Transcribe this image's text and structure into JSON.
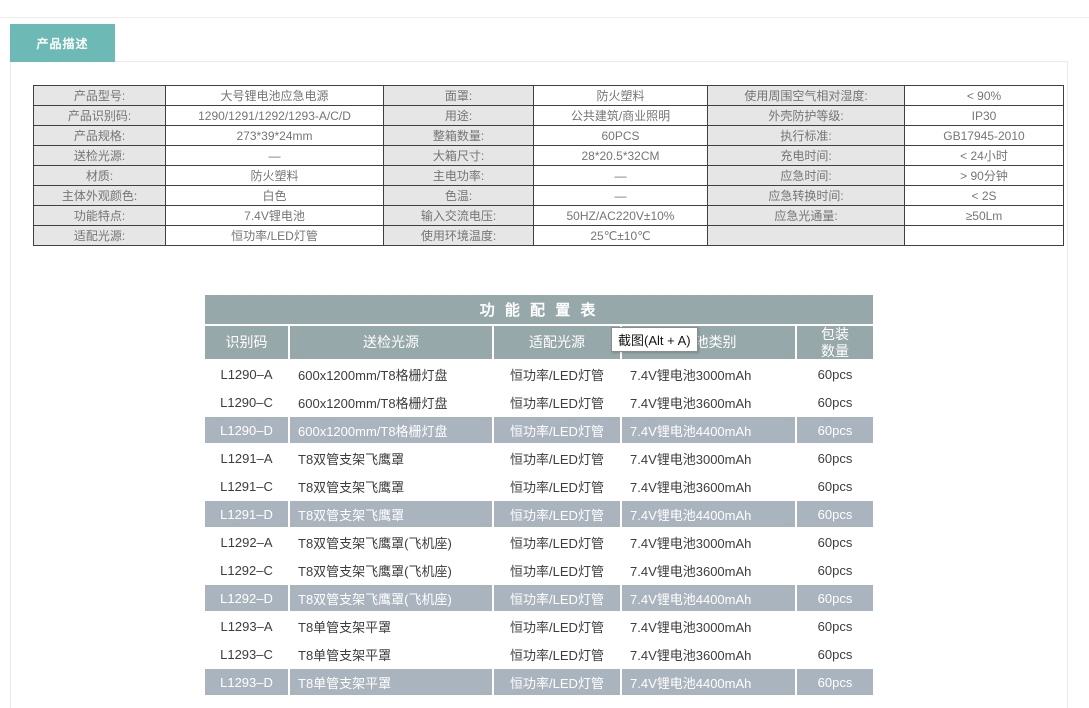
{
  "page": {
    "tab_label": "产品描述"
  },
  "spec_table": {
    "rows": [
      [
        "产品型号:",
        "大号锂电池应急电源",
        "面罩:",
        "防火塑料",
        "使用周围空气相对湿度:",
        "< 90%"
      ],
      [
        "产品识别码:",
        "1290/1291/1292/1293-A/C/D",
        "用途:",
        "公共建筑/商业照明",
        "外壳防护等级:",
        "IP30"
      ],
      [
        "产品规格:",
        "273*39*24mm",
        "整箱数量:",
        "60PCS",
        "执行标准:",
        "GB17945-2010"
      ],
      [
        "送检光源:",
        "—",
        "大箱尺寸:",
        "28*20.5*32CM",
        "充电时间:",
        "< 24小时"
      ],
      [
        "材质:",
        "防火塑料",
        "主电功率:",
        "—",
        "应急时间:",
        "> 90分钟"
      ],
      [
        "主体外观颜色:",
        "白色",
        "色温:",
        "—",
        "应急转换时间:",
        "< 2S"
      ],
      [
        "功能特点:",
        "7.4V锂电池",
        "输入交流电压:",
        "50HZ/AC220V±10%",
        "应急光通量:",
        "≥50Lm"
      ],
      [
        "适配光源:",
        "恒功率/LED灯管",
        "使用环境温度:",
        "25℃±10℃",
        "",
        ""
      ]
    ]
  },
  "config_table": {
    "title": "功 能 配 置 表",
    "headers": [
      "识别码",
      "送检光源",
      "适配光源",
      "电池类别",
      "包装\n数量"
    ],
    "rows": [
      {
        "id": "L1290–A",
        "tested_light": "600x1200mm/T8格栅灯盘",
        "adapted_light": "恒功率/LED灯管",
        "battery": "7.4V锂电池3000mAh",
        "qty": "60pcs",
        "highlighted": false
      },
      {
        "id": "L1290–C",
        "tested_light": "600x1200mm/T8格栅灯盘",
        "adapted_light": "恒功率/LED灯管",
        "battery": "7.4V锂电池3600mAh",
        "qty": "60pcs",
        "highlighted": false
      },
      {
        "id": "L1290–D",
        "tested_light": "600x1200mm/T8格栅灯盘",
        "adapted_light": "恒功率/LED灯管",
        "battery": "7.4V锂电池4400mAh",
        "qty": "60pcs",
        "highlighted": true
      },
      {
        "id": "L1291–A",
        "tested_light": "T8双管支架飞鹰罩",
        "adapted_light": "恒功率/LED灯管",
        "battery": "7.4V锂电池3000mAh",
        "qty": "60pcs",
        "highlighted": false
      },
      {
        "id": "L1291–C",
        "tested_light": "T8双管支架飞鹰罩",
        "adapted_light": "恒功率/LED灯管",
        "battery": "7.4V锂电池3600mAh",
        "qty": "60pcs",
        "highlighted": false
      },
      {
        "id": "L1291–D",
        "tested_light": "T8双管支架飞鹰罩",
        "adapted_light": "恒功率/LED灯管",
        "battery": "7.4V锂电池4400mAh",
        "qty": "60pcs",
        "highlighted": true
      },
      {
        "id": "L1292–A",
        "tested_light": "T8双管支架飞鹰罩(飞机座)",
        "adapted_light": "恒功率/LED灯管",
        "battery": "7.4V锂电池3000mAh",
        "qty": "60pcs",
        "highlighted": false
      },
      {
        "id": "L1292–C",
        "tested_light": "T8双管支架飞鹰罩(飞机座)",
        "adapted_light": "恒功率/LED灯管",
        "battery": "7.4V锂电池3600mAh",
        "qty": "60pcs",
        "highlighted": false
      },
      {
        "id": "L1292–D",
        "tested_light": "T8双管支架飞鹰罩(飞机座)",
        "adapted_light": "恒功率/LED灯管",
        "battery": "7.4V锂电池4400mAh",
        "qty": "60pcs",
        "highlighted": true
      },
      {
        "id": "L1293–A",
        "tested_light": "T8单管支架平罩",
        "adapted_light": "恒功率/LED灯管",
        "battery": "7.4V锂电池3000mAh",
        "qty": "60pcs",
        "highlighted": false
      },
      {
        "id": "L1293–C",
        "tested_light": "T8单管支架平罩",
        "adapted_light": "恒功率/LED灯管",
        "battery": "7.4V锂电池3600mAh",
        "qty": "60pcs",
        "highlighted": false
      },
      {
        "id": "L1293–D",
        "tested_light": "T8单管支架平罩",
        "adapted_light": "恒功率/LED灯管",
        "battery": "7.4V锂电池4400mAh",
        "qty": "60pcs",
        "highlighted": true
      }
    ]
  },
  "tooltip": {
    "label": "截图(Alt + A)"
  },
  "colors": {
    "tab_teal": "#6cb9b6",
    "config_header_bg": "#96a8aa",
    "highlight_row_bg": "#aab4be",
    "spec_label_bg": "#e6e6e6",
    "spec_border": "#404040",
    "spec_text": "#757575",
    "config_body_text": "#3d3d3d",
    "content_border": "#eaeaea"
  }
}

...

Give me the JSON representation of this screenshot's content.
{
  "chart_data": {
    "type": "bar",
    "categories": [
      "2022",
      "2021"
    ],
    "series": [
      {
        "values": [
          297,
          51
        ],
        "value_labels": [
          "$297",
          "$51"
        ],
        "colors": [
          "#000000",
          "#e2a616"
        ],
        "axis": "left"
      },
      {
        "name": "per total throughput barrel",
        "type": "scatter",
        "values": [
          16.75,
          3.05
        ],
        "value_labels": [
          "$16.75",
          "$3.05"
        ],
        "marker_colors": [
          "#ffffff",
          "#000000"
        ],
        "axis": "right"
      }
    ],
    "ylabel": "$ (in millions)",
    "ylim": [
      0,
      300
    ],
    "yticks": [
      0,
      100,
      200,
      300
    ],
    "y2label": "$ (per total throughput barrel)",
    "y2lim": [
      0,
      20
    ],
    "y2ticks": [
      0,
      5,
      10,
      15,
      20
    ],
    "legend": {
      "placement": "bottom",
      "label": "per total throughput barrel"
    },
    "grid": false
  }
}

==

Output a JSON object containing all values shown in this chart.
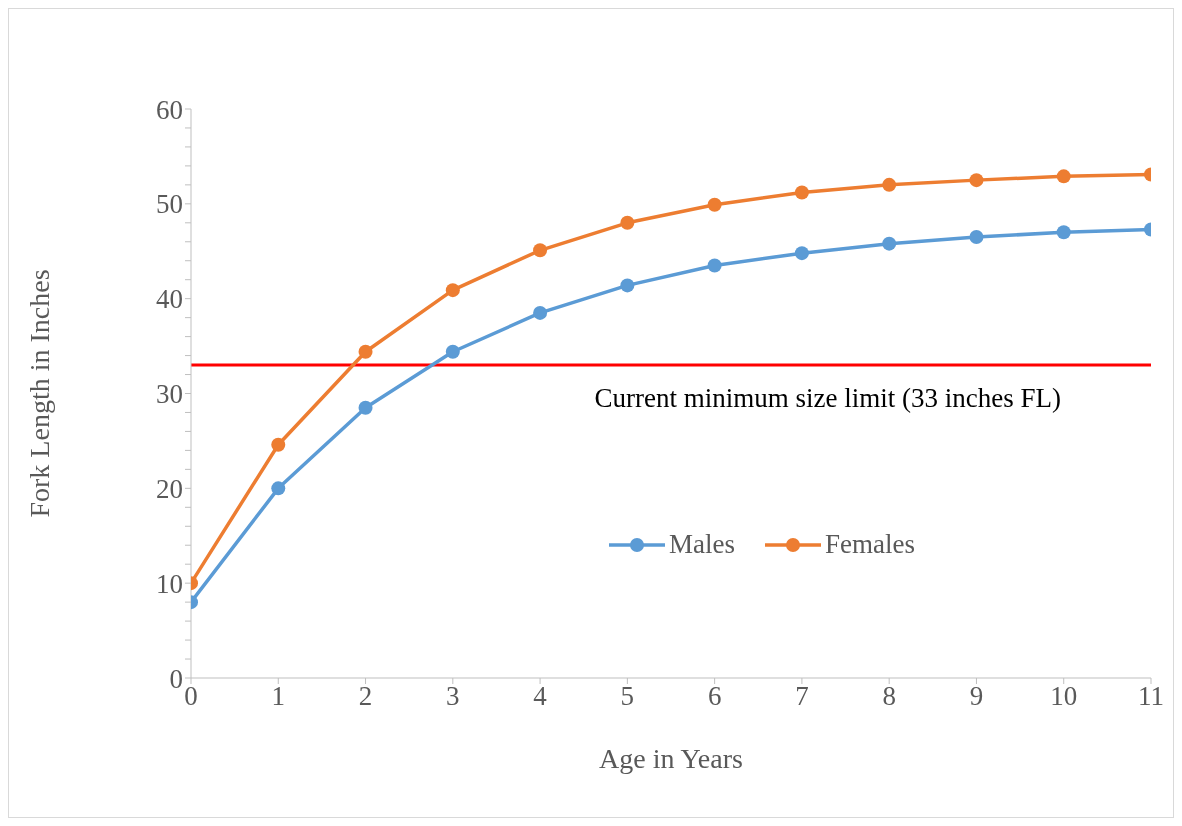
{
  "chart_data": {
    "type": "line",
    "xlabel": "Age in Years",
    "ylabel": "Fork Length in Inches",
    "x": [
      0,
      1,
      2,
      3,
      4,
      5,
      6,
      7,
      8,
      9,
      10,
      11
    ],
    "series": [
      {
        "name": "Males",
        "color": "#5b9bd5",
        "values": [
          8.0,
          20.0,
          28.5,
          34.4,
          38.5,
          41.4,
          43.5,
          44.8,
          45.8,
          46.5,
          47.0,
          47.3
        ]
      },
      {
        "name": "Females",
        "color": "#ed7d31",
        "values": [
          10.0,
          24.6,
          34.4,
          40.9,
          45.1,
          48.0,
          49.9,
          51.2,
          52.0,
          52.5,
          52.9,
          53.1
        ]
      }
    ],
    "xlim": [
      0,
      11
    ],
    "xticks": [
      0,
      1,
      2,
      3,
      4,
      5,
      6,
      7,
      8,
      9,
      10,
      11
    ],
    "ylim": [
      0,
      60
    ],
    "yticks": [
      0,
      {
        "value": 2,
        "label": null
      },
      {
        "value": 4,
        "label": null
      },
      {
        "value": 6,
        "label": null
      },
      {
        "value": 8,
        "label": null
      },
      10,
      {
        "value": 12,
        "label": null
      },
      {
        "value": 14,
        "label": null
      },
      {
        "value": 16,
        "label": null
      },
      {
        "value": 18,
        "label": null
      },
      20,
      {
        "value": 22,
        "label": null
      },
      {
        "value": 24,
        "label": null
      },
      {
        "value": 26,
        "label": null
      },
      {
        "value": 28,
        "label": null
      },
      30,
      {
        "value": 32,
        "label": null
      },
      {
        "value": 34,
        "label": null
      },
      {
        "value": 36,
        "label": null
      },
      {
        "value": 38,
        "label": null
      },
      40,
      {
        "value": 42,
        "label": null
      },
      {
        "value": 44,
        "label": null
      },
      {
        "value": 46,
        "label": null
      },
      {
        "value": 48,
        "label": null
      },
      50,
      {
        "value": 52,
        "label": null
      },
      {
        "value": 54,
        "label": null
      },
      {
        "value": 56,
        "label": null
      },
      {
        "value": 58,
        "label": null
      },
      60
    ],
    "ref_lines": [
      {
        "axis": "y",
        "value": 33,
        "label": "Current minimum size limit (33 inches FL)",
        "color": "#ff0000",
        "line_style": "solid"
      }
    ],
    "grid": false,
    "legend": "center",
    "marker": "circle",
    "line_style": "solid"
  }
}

Goal –
Write only the number of lines in the records that include the word "throughput".

Solved problem –
3